Prompt:
Set out each line from the following listing that includes the word "Totholz".

Data to process:

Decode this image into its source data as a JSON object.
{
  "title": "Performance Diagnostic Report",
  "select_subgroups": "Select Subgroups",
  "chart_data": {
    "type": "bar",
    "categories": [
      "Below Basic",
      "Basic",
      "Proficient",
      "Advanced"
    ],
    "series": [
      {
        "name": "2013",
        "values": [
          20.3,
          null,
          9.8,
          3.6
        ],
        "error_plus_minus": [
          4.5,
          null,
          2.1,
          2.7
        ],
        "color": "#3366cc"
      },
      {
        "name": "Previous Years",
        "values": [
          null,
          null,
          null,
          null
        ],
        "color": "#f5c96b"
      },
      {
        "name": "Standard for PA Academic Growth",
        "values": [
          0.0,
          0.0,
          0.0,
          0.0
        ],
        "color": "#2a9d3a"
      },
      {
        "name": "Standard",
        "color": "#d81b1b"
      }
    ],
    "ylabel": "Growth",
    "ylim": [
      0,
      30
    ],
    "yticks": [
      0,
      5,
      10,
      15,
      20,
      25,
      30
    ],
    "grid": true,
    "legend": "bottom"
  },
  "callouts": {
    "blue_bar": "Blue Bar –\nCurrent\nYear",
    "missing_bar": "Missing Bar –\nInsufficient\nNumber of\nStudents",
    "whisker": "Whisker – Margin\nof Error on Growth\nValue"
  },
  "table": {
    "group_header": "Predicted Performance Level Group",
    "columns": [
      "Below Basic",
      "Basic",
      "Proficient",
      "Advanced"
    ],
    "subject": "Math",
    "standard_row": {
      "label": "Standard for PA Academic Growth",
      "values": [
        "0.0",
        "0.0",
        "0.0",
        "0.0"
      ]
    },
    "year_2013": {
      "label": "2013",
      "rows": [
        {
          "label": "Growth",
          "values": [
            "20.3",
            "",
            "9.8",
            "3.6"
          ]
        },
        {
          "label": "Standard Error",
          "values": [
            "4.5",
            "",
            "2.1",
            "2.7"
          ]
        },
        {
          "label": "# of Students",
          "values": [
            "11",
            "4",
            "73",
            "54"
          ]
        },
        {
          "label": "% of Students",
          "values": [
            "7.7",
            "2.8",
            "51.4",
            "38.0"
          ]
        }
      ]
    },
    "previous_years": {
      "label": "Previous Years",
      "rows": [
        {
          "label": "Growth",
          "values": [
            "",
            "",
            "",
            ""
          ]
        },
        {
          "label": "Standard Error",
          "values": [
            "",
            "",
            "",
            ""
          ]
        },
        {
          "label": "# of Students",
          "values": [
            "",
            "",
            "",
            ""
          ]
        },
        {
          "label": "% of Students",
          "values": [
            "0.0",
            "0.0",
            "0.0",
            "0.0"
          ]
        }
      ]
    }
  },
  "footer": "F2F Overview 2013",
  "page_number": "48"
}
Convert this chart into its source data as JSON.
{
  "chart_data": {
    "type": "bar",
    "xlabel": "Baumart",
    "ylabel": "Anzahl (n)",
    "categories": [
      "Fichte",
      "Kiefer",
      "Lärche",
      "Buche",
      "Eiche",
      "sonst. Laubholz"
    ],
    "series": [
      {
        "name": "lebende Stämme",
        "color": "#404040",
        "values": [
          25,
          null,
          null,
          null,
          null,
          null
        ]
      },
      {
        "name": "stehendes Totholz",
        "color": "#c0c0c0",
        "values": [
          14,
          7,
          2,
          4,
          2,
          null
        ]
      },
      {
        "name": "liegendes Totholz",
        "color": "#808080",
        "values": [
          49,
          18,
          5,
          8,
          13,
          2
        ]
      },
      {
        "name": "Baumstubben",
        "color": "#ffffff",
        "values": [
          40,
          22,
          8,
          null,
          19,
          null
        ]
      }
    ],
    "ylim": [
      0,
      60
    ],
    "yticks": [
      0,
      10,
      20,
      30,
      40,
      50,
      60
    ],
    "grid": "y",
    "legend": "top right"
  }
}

Written answer:
        "name": "stehendes Totholz",
        "name": "liegendes Totholz",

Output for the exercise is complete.